Exercise prompt: Copy all lines below containing "spend".

Entries provided:
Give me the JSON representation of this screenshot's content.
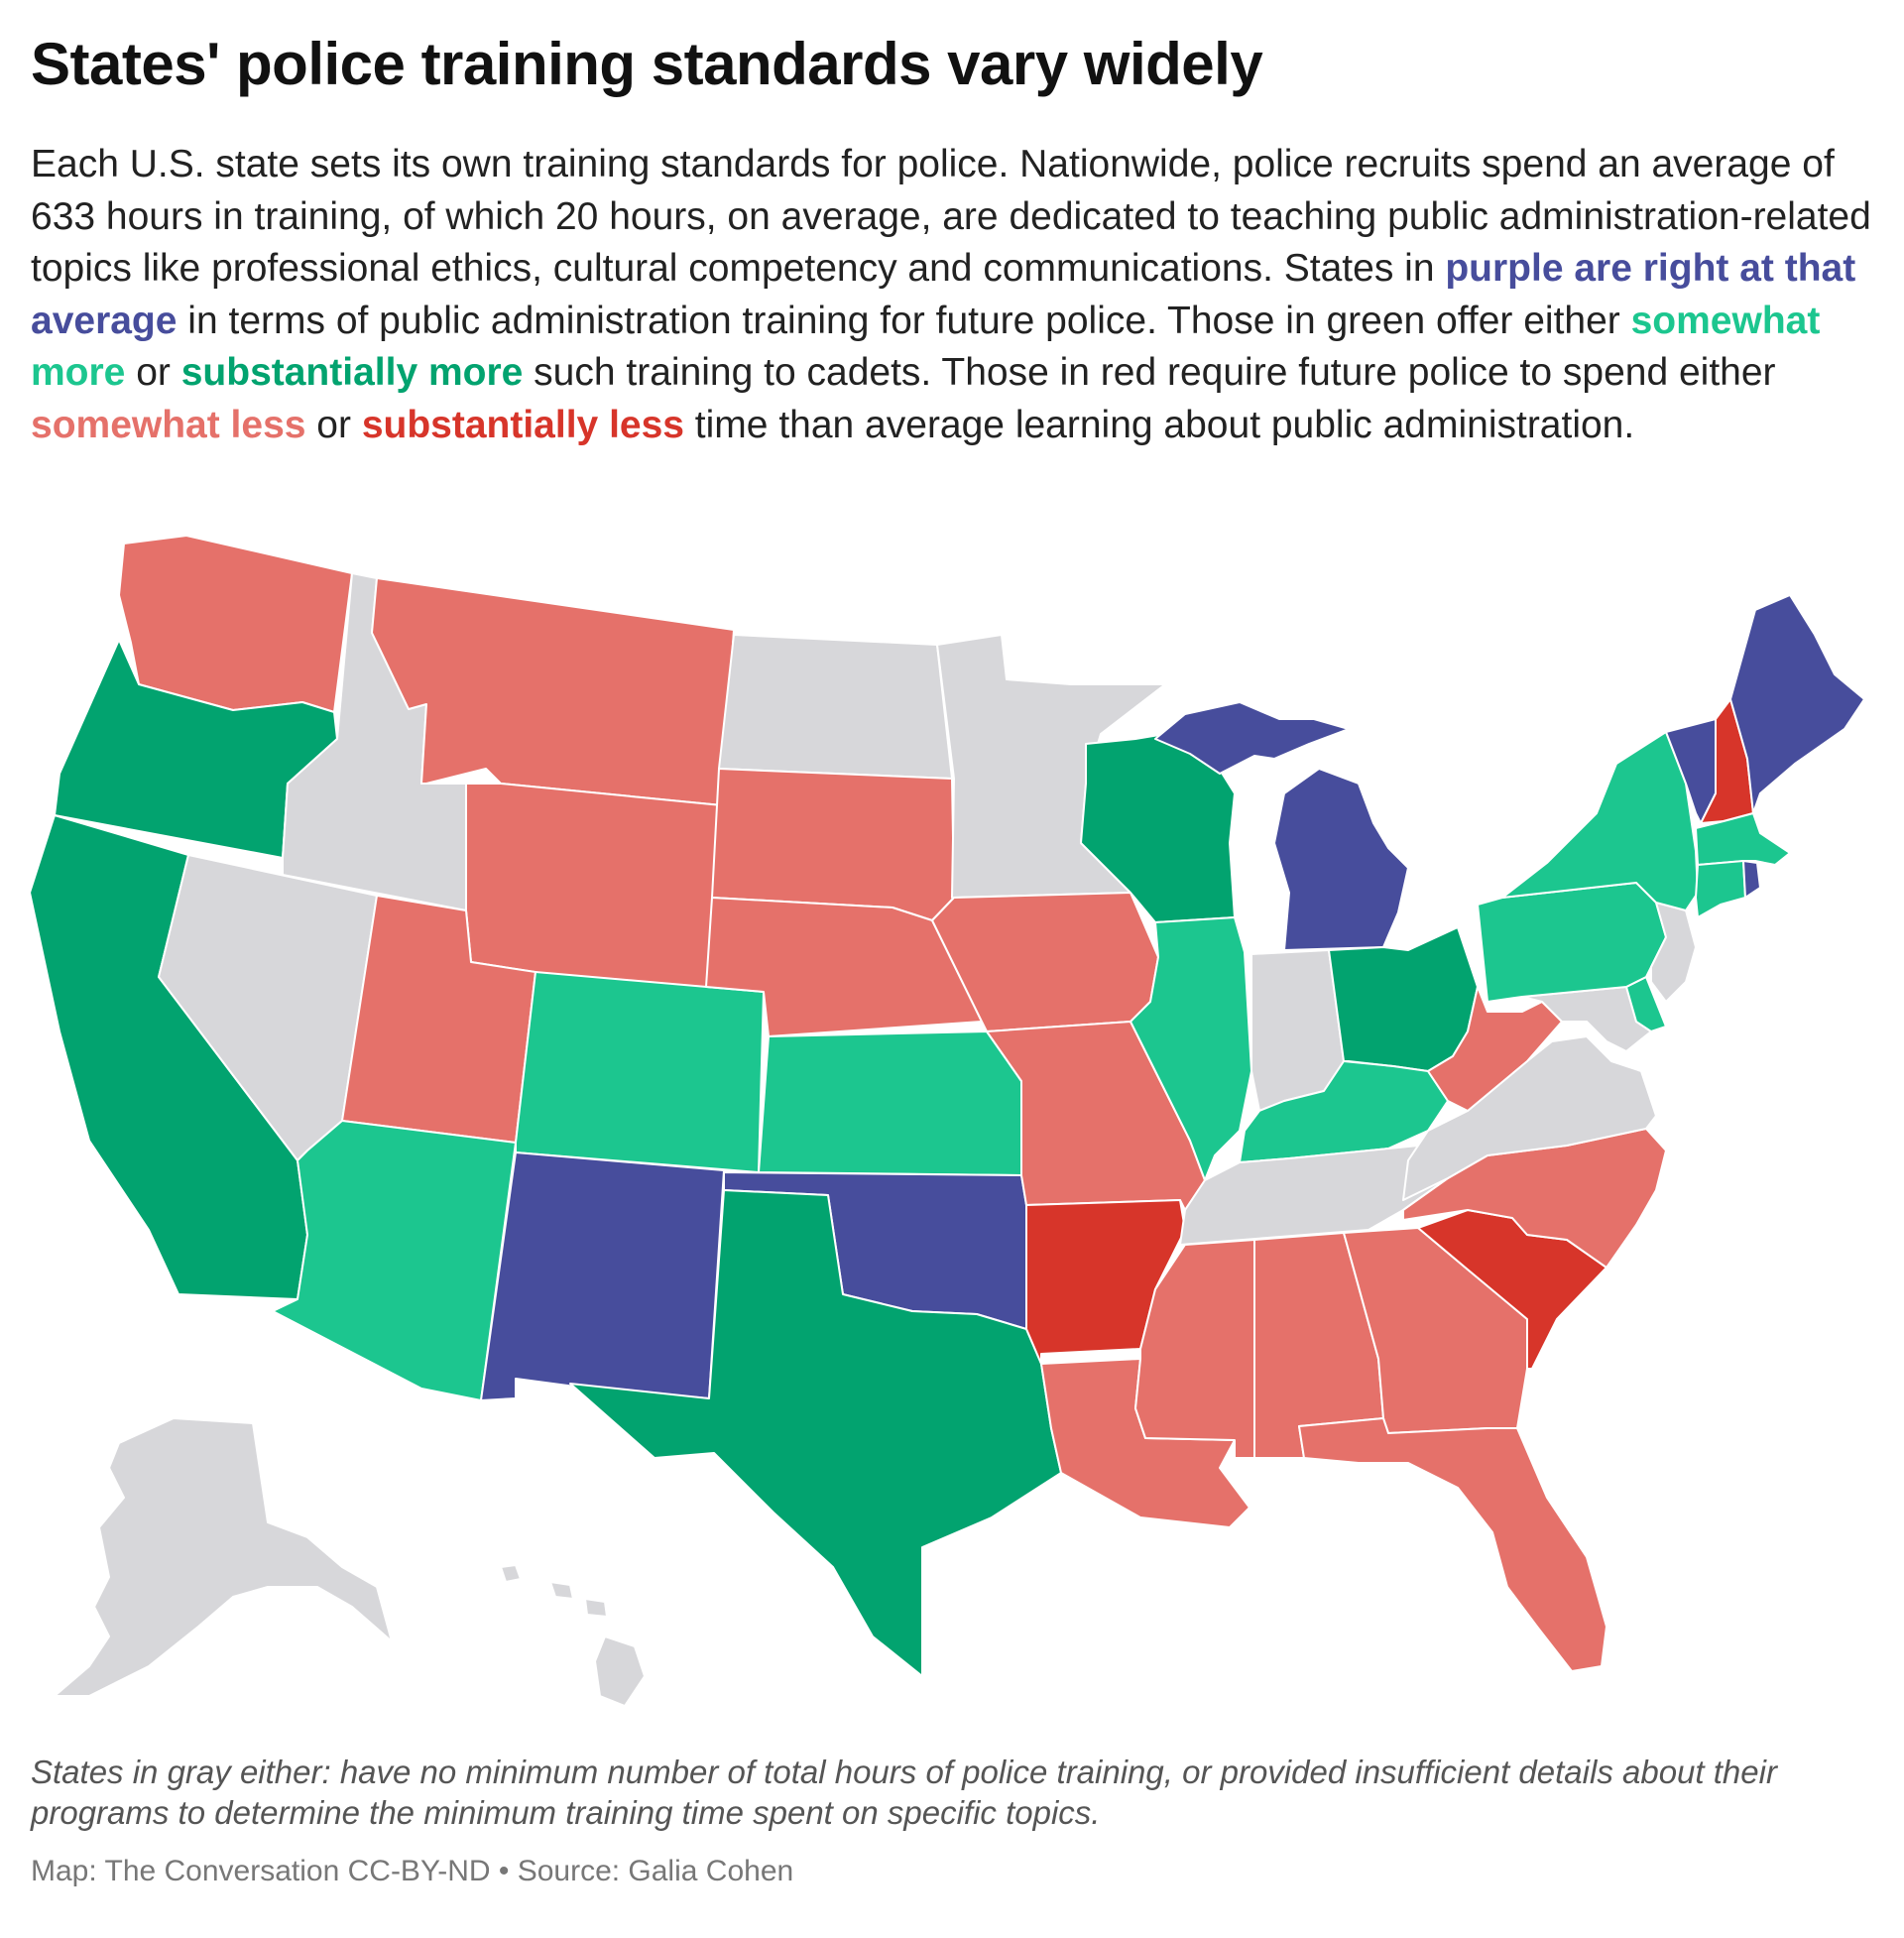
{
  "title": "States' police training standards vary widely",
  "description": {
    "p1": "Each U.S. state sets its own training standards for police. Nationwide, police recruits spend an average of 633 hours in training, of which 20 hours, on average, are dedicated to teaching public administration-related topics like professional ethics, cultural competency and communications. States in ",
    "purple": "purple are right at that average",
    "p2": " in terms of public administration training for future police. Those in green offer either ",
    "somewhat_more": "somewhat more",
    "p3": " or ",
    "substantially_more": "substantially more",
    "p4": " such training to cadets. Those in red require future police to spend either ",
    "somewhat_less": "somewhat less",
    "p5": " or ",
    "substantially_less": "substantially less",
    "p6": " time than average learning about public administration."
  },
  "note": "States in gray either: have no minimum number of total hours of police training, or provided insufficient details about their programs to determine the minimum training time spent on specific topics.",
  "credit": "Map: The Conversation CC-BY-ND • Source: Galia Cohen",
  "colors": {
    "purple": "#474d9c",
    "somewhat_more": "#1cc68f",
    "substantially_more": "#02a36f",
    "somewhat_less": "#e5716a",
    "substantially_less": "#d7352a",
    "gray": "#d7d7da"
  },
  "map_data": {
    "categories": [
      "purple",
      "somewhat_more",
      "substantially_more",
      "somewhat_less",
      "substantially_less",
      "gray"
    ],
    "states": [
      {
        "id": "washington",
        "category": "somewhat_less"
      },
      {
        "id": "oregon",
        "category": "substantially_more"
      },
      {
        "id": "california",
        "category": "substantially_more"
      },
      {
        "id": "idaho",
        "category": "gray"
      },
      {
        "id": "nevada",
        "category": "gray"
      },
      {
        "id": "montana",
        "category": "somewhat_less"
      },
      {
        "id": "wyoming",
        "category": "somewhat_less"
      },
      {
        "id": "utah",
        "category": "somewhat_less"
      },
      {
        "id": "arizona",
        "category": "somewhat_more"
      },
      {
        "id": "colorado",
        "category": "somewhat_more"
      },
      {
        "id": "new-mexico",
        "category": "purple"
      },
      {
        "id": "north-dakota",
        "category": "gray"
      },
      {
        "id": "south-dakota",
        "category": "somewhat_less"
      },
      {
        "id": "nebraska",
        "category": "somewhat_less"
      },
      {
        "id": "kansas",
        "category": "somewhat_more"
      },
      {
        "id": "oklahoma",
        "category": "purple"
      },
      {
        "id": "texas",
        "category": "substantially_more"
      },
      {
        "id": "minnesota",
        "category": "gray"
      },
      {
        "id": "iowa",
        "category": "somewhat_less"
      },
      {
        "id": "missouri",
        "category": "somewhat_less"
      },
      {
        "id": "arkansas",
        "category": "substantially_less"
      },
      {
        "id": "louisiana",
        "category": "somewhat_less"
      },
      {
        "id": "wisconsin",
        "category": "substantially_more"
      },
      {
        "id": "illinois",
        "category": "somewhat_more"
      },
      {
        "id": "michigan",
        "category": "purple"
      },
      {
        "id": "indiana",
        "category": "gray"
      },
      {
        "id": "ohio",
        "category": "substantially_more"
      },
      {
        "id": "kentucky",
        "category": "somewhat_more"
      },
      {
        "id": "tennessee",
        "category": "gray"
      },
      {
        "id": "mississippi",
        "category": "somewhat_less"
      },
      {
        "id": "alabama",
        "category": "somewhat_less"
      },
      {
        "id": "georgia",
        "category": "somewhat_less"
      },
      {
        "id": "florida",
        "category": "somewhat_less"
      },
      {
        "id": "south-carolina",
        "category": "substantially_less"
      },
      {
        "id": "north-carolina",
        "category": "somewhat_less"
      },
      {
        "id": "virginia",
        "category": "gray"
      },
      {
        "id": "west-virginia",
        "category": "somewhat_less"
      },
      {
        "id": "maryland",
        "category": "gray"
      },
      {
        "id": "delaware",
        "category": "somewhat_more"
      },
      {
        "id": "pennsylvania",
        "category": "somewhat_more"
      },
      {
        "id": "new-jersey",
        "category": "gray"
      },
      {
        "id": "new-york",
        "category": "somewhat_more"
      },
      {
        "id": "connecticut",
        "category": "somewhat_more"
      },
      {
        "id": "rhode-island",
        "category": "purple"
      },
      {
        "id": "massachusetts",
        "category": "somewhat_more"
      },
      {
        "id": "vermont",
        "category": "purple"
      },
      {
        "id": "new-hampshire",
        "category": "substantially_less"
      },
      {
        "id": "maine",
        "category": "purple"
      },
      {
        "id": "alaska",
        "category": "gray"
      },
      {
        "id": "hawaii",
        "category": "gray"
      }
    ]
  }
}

Answer to this exercise:
    "p1": "Each U.S. state sets its own training standards for police. Nationwide, police recruits spend an average of 633 hours in training, of which 20 hours, on average, are dedicated to teaching public administration-related topics like professional ethics, cultural competency and communications. States in ",
    "p4": " such training to cadets. Those in red require future police to spend either ",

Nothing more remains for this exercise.